• Written problem A
From the records below, copy the lines starting with the line that contains "x-tick-label: 2009 xyxy=(651,465,691,485)" and going on through the line that contains "y-tick-label: 110 xyxy=(63,227,92,247)", keeping both of those lines.

# Long hair is such a looksmin



## VicMackey (Dec 29, 2021)

I know all the psl aspies here think long hair looks good cuz of anime and Richard Rameirez but in reality it looks like absolute shit in 99% of cases, even if you have a chad face.

And even if you do look good with long hair you're still always gonna look better and more appealing with it cut short-medium. Long only looks good in photoshoots, it makes you look gross and aspie irl.


----------



## Deleted member 14138 (Dec 29, 2021)

VicMackey said:


> I know all the psl aspies here think long hair looks good cuz of anime and Richard Rameirez but in reality it looks like absolute shit in 99% of cases, even if you have a chad face.

• Written problem B
Rewrite the passage of the forum post about long hair starting with "## VicMackey (Dec" and going on through "and aspie irl.", substituting "selfies" for "photoshoots".

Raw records
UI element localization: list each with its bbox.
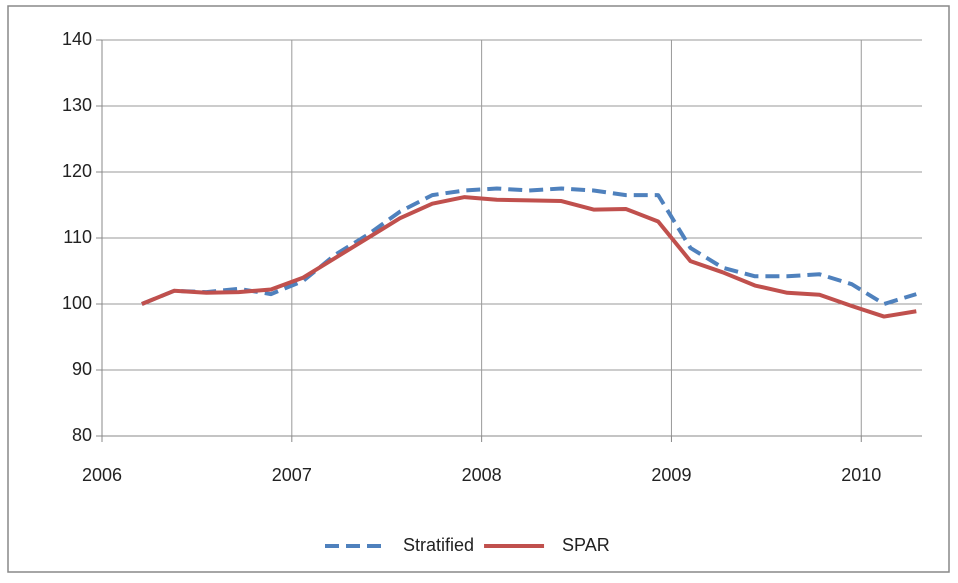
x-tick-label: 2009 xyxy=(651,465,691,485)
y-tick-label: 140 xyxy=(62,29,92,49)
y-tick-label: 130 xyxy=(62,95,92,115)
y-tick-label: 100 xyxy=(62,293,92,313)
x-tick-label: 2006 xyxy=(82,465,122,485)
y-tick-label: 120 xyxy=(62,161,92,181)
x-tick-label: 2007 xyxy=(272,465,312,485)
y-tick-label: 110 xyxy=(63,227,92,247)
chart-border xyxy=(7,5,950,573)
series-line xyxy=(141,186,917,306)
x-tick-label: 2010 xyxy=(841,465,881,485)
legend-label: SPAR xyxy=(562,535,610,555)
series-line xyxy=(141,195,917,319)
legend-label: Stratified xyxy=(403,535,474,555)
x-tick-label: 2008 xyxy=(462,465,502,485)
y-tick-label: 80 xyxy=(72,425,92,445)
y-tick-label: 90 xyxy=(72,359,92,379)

---

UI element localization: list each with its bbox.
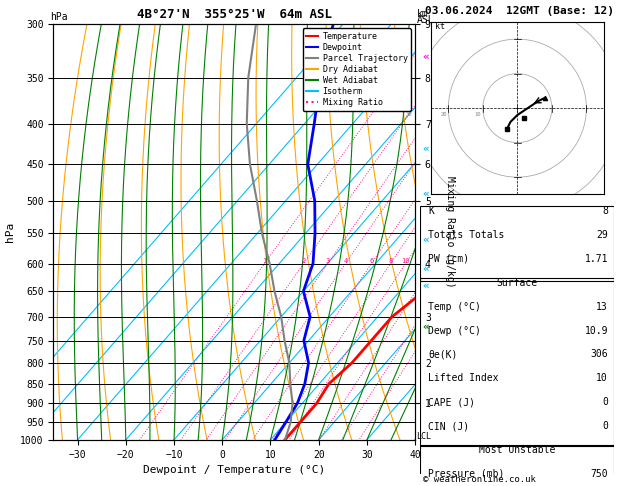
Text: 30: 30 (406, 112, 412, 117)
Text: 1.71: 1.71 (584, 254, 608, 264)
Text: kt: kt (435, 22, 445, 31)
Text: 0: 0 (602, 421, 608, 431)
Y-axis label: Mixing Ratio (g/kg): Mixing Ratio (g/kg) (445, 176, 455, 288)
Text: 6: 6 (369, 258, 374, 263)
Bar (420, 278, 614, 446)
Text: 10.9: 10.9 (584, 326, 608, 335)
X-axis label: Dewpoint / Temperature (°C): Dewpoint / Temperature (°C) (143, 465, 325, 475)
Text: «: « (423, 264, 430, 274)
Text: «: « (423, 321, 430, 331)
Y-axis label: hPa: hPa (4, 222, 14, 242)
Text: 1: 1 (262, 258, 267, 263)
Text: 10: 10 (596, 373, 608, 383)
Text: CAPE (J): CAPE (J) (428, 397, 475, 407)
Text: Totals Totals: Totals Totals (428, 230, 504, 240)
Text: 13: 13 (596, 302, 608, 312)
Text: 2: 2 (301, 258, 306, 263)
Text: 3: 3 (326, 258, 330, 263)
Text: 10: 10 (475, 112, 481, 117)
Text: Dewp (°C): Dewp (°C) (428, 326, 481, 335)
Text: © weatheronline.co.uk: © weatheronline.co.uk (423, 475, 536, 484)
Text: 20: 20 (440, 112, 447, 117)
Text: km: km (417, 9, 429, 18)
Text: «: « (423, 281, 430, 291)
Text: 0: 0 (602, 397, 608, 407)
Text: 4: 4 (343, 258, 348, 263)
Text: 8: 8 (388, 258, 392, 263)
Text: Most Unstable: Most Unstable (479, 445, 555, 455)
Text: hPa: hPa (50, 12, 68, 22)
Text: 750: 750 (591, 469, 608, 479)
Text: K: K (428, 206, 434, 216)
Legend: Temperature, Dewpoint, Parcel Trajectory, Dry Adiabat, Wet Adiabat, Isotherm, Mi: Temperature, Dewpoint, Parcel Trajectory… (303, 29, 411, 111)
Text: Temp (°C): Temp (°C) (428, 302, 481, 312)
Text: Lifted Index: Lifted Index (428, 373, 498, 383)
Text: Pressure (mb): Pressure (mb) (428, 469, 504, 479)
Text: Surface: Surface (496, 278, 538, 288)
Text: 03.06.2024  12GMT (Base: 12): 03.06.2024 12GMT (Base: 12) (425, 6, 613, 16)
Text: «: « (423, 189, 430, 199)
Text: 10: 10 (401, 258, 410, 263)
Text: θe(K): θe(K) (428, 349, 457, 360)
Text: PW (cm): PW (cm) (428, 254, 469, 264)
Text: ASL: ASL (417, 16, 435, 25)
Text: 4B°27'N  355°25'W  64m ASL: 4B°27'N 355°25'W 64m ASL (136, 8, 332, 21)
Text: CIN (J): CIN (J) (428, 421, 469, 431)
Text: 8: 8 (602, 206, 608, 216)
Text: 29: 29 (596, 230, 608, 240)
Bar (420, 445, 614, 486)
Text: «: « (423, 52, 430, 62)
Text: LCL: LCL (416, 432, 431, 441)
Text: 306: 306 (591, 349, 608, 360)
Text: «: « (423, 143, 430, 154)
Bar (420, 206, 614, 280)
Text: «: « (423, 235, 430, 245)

--

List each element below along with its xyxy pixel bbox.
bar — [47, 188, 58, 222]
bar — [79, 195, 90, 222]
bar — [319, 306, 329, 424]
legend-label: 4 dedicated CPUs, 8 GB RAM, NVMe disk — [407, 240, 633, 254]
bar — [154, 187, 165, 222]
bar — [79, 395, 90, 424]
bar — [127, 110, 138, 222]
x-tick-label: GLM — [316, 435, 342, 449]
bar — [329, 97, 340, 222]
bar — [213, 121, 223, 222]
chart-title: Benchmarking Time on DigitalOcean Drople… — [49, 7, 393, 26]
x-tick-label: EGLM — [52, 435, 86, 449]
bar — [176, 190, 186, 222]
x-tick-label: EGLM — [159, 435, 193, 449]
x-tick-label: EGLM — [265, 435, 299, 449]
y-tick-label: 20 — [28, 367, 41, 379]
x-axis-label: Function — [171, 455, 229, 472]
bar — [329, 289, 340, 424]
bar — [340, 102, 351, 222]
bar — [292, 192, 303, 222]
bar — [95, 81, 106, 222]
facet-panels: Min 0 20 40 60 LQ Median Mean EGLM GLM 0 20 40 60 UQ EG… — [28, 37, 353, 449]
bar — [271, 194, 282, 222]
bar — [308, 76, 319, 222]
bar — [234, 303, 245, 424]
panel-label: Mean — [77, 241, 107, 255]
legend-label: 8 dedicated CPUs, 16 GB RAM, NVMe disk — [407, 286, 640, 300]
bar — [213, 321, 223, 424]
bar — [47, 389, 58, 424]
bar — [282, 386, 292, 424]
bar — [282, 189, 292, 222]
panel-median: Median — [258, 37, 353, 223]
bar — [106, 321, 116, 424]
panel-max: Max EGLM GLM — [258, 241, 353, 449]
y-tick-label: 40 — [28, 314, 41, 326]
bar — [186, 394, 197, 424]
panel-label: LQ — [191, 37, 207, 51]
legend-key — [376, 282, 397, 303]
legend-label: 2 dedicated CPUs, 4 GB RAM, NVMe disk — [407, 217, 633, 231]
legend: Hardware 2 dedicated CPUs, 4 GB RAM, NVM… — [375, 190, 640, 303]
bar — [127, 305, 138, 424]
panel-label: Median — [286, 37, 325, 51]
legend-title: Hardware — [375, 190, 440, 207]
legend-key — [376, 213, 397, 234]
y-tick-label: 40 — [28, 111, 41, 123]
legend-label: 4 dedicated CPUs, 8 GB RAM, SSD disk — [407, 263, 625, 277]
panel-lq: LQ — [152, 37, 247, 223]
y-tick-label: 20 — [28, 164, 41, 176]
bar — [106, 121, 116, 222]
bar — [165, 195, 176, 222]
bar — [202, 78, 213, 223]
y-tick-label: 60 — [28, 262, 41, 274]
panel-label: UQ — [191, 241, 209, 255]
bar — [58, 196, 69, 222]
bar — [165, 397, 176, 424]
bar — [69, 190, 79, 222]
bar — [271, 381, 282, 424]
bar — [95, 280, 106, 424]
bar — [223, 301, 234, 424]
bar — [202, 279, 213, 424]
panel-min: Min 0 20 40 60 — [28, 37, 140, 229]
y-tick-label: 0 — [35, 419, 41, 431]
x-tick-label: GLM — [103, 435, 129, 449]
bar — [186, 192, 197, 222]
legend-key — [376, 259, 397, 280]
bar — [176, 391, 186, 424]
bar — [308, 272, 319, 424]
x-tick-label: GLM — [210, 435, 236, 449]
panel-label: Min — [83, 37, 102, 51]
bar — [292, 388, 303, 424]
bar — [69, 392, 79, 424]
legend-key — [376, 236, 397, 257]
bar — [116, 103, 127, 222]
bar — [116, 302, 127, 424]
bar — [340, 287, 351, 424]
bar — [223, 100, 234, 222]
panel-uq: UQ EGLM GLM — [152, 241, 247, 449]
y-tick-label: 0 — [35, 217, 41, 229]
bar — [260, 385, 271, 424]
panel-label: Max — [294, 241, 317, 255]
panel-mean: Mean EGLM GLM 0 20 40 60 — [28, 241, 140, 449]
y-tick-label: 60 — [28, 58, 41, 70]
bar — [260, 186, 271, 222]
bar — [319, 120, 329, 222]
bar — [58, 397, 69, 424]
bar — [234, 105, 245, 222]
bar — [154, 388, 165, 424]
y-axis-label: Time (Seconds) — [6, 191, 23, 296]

• Exercise result A
x-tick-label: 2009 xyxy=(651,465,691,485)
y-tick-label: 140 xyxy=(62,29,92,49)
y-tick-label: 130 xyxy=(62,95,92,115)
y-tick-label: 100 xyxy=(62,293,92,313)
x-tick-label: 2006 xyxy=(82,465,122,485)
y-tick-label: 120 xyxy=(62,161,92,181)
x-tick-label: 2007 xyxy=(272,465,312,485)
y-tick-label: 110 xyxy=(63,227,92,247)

• Exercise result B
## VicMackey (Dec 29, 2021)

I know all the psl aspies here think long hair looks good cuz of anime and Richard Rameirez but in reality it looks like absolute shit in 99% of cases, even if you have a chad face.

And even if you do look good with long hair you're still always gonna look better and more appealing with it cut short-medium. Long only looks good in selfies, it makes you look gross and aspie irl.